Start Records shown

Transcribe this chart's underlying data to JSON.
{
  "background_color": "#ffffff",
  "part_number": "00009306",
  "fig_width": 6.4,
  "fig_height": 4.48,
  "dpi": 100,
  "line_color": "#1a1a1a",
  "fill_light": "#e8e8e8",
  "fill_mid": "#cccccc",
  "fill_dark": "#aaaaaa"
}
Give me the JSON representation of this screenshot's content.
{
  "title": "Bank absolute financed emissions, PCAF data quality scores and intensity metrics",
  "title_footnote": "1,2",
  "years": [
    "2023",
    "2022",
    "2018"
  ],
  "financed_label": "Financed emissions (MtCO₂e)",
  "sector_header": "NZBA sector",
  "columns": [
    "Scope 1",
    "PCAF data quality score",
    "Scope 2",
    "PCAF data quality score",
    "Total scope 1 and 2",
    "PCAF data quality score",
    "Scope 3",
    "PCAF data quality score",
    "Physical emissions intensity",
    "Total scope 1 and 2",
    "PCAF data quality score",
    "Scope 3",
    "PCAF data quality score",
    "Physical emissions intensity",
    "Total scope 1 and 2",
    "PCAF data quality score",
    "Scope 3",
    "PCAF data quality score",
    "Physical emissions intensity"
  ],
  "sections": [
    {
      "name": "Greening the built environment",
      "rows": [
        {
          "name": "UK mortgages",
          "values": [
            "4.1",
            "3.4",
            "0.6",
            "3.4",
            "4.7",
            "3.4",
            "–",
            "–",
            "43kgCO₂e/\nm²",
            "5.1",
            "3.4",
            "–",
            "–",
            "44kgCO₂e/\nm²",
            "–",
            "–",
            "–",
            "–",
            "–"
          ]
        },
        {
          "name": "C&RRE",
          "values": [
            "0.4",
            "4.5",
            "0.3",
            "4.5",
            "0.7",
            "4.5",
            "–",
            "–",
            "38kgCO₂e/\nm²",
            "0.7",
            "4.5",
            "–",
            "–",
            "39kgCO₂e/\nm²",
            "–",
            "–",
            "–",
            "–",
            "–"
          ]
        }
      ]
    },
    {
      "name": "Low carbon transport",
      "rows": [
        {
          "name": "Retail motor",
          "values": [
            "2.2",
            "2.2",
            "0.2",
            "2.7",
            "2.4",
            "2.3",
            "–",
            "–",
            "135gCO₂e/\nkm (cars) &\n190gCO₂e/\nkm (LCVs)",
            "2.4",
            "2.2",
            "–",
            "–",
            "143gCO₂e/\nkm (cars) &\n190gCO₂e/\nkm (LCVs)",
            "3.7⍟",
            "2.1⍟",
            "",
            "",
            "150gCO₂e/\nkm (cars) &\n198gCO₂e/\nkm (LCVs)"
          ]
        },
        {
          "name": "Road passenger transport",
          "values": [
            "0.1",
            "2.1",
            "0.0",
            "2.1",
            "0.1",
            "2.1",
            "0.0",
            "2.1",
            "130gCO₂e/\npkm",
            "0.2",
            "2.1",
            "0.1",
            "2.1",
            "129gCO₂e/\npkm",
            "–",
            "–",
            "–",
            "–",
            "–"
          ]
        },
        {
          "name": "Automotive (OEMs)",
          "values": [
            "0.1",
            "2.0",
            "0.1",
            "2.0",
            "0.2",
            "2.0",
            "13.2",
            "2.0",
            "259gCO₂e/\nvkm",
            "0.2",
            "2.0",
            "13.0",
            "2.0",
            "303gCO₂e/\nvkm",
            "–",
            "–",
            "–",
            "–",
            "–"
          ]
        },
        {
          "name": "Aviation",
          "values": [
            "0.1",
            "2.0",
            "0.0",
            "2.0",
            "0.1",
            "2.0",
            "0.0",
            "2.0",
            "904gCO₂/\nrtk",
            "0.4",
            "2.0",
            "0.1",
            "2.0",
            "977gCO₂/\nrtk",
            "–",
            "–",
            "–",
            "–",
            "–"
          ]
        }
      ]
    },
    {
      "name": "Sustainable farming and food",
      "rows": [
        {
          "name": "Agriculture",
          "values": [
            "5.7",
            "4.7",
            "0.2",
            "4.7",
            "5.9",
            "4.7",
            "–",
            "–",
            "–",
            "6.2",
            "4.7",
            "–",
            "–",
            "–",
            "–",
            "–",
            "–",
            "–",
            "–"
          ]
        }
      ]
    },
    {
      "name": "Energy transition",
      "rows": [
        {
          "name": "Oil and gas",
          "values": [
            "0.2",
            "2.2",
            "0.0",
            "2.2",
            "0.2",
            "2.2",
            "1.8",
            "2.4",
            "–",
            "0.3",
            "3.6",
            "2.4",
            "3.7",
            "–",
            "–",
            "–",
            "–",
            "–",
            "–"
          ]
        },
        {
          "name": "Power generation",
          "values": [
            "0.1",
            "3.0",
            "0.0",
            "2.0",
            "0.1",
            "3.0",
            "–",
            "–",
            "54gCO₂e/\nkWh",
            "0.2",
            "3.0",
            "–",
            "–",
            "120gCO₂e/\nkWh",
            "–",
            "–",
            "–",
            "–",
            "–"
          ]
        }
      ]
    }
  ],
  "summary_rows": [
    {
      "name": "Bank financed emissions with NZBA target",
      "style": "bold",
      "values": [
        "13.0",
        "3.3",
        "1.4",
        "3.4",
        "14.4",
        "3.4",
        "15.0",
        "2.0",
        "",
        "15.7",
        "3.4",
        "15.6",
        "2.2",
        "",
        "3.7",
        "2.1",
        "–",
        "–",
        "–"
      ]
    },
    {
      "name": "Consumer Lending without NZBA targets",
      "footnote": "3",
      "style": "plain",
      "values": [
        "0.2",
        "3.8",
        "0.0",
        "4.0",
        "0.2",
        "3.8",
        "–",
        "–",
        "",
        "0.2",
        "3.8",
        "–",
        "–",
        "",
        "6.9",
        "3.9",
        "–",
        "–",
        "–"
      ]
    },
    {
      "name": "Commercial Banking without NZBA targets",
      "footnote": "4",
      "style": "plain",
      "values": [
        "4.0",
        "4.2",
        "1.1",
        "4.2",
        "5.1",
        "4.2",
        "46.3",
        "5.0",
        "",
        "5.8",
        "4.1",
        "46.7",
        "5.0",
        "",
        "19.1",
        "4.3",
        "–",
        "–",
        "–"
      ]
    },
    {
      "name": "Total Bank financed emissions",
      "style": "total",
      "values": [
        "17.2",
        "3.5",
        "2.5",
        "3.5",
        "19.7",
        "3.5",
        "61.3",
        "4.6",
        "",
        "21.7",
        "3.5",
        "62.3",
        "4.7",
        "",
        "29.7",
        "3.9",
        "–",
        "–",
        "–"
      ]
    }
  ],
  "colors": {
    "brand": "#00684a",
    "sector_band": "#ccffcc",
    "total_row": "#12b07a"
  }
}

End Records shown

=== Requirements ===
Give the data again, exactly as it stands.

=== Worked answer ===
Transcribe this chart's underlying data to JSON.
{
  "background_color": "#ffffff",
  "part_number": "00009306",
  "fig_width": 6.4,
  "fig_height": 4.48,
  "dpi": 100,
  "line_color": "#1a1a1a",
  "fill_light": "#e8e8e8",
  "fill_mid": "#cccccc",
  "fill_dark": "#aaaaaa"
}
Give me the JSON representation of this screenshot's content.
{
  "title": "Bank absolute financed emissions, PCAF data quality scores and intensity metrics",
  "title_footnote": "1,2",
  "years": [
    "2023",
    "2022",
    "2018"
  ],
  "financed_label": "Financed emissions (MtCO₂e)",
  "sector_header": "NZBA sector",
  "columns": [
    "Scope 1",
    "PCAF data quality score",
    "Scope 2",
    "PCAF data quality score",
    "Total scope 1 and 2",
    "PCAF data quality score",
    "Scope 3",
    "PCAF data quality score",
    "Physical emissions intensity",
    "Total scope 1 and 2",
    "PCAF data quality score",
    "Scope 3",
    "PCAF data quality score",
    "Physical emissions intensity",
    "Total scope 1 and 2",
    "PCAF data quality score",
    "Scope 3",
    "PCAF data quality score",
    "Physical emissions intensity"
  ],
  "sections": [
    {
      "name": "Greening the built environment",
      "rows": [
        {
          "name": "UK mortgages",
          "values": [
            "4.1",
            "3.4",
            "0.6",
            "3.4",
            "4.7",
            "3.4",
            "–",
            "–",
            "43kgCO₂e/\nm²",
            "5.1",
            "3.4",
            "–",
            "–",
            "44kgCO₂e/\nm²",
            "–",
            "–",
            "–",
            "–",
            "–"
          ]
        },
        {
          "name": "C&RRE",
          "values": [
            "0.4",
            "4.5",
            "0.3",
            "4.5",
            "0.7",
            "4.5",
            "–",
            "–",
            "38kgCO₂e/\nm²",
            "0.7",
            "4.5",
            "–",
            "–",
            "39kgCO₂e/\nm²",
            "–",
            "–",
            "–",
            "–",
            "–"
          ]
        }
      ]
    },
    {
      "name": "Low carbon transport",
      "rows": [
        {
          "name": "Retail motor",
          "values": [
            "2.2",
            "2.2",
            "0.2",
            "2.7",
            "2.4",
            "2.3",
            "–",
            "–",
            "135gCO₂e/\nkm (cars) &\n190gCO₂e/\nkm (LCVs)",
            "2.4",
            "2.2",
            "–",
            "–",
            "143gCO₂e/\nkm (cars) &\n190gCO₂e/\nkm (LCVs)",
            "3.7⍟",
            "2.1⍟",
            "",
            "",
            "150gCO₂e/\nkm (cars) &\n198gCO₂e/\nkm (LCVs)"
          ]
        },
        {
          "name": "Road passenger transport",
          "values": [
            "0.1",
            "2.1",
            "0.0",
            "2.1",
            "0.1",
            "2.1",
            "0.0",
            "2.1",
            "130gCO₂e/\npkm",
            "0.2",
            "2.1",
            "0.1",
            "2.1",
            "129gCO₂e/\npkm",
            "–",
            "–",
            "–",
            "–",
            "–"
          ]
        },
        {
          "name": "Automotive (OEMs)",
          "values": [
            "0.1",
            "2.0",
            "0.1",
            "2.0",
            "0.2",
            "2.0",
            "13.2",
            "2.0",
            "259gCO₂e/\nvkm",
            "0.2",
            "2.0",
            "13.0",
            "2.0",
            "303gCO₂e/\nvkm",
            "–",
            "–",
            "–",
            "–",
            "–"
          ]
        },
        {
          "name": "Aviation",
          "values": [
            "0.1",
            "2.0",
            "0.0",
            "2.0",
            "0.1",
            "2.0",
            "0.0",
            "2.0",
            "904gCO₂/\nrtk",
            "0.4",
            "2.0",
            "0.1",
            "2.0",
            "977gCO₂/\nrtk",
            "–",
            "–",
            "–",
            "–",
            "–"
          ]
        }
      ]
    },
    {
      "name": "Sustainable farming and food",
      "rows": [
        {
          "name": "Agriculture",
          "values": [
            "5.7",
            "4.7",
            "0.2",
            "4.7",
            "5.9",
            "4.7",
            "–",
            "–",
            "–",
            "6.2",
            "4.7",
            "–",
            "–",
            "–",
            "–",
            "–",
            "–",
            "–",
            "–"
          ]
        }
      ]
    },
    {
      "name": "Energy transition",
      "rows": [
        {
          "name": "Oil and gas",
          "values": [
            "0.2",
            "2.2",
            "0.0",
            "2.2",
            "0.2",
            "2.2",
            "1.8",
            "2.4",
            "–",
            "0.3",
            "3.6",
            "2.4",
            "3.7",
            "–",
            "–",
            "–",
            "–",
            "–",
            "–"
          ]
        },
        {
          "name": "Power generation",
          "values": [
            "0.1",
            "3.0",
            "0.0",
            "2.0",
            "0.1",
            "3.0",
            "–",
            "–",
            "54gCO₂e/\nkWh",
            "0.2",
            "3.0",
            "–",
            "–",
            "120gCO₂e/\nkWh",
            "–",
            "–",
            "–",
            "–",
            "–"
          ]
        }
      ]
    }
  ],
  "summary_rows": [
    {
      "name": "Bank financed emissions with NZBA target",
      "style": "bold",
      "values": [
        "13.0",
        "3.3",
        "1.4",
        "3.4",
        "14.4",
        "3.4",
        "15.0",
        "2.0",
        "",
        "15.7",
        "3.4",
        "15.6",
        "2.2",
        "",
        "3.7",
        "2.1",
        "–",
        "–",
        "–"
      ]
    },
    {
      "name": "Consumer Lending without NZBA targets",
      "footnote": "3",
      "style": "plain",
      "values": [
        "0.2",
        "3.8",
        "0.0",
        "4.0",
        "0.2",
        "3.8",
        "–",
        "–",
        "",
        "0.2",
        "3.8",
        "–",
        "–",
        "",
        "6.9",
        "3.9",
        "–",
        "–",
        "–"
      ]
    },
    {
      "name": "Commercial Banking without NZBA targets",
      "footnote": "4",
      "style": "plain",
      "values": [
        "4.0",
        "4.2",
        "1.1",
        "4.2",
        "5.1",
        "4.2",
        "46.3",
        "5.0",
        "",
        "5.8",
        "4.1",
        "46.7",
        "5.0",
        "",
        "19.1",
        "4.3",
        "–",
        "–",
        "–"
      ]
    },
    {
      "name": "Total Bank financed emissions",
      "style": "total",
      "values": [
        "17.2",
        "3.5",
        "2.5",
        "3.5",
        "19.7",
        "3.5",
        "61.3",
        "4.6",
        "",
        "21.7",
        "3.5",
        "62.3",
        "4.7",
        "",
        "29.7",
        "3.9",
        "–",
        "–",
        "–"
      ]
    }
  ],
  "colors": {
    "brand": "#00684a",
    "sector_band": "#ccffcc",
    "total_row": "#12b07a"
  }
}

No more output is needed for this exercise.